▶ _Figure record extracts_:
::::::::

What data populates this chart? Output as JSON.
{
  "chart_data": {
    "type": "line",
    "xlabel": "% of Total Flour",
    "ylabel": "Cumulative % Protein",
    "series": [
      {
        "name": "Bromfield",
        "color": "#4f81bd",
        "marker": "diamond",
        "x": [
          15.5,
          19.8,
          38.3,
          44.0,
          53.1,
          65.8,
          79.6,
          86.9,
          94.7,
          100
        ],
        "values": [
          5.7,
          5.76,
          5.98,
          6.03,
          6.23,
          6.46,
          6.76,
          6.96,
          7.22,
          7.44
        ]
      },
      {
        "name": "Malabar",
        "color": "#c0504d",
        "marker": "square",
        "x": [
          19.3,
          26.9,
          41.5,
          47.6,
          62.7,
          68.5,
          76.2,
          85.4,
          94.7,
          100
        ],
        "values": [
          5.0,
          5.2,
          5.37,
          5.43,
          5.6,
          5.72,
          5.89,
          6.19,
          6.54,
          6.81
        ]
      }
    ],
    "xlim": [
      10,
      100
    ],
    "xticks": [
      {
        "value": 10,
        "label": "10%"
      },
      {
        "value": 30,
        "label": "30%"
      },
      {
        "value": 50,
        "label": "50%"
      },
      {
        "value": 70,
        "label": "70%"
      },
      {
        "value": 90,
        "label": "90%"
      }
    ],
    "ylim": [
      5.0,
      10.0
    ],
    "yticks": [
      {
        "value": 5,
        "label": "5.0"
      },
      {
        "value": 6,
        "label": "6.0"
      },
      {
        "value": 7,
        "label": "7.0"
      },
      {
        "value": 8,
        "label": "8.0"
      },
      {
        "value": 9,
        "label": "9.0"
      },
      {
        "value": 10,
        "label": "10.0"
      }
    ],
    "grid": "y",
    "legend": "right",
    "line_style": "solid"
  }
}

::::::::

▶ _DIRECTIONS FOR THIS TASK_:
Provide all the records again, word for word.

▶ _EXPECTED OUTPUT_:
What data populates this chart? Output as JSON.
{
  "chart_data": {
    "type": "line",
    "xlabel": "% of Total Flour",
    "ylabel": "Cumulative % Protein",
    "series": [
      {
        "name": "Bromfield",
        "color": "#4f81bd",
        "marker": "diamond",
        "x": [
          15.5,
          19.8,
          38.3,
          44.0,
          53.1,
          65.8,
          79.6,
          86.9,
          94.7,
          100
        ],
        "values": [
          5.7,
          5.76,
          5.98,
          6.03,
          6.23,
          6.46,
          6.76,
          6.96,
          7.22,
          7.44
        ]
      },
      {
        "name": "Malabar",
        "color": "#c0504d",
        "marker": "square",
        "x": [
          19.3,
          26.9,
          41.5,
          47.6,
          62.7,
          68.5,
          76.2,
          85.4,
          94.7,
          100
        ],
        "values": [
          5.0,
          5.2,
          5.37,
          5.43,
          5.6,
          5.72,
          5.89,
          6.19,
          6.54,
          6.81
        ]
      }
    ],
    "xlim": [
      10,
      100
    ],
    "xticks": [
      {
        "value": 10,
        "label": "10%"
      },
      {
        "value": 30,
        "label": "30%"
      },
      {
        "value": 50,
        "label": "50%"
      },
      {
        "value": 70,
        "label": "70%"
      },
      {
        "value": 90,
        "label": "90%"
      }
    ],
    "ylim": [
      5.0,
      10.0
    ],
    "yticks": [
      {
        "value": 5,
        "label": "5.0"
      },
      {
        "value": 6,
        "label": "6.0"
      },
      {
        "value": 7,
        "label": "7.0"
      },
      {
        "value": 8,
        "label": "8.0"
      },
      {
        "value": 9,
        "label": "9.0"
      },
      {
        "value": 10,
        "label": "10.0"
      }
    ],
    "grid": "y",
    "legend": "right",
    "line_style": "solid"
  }
}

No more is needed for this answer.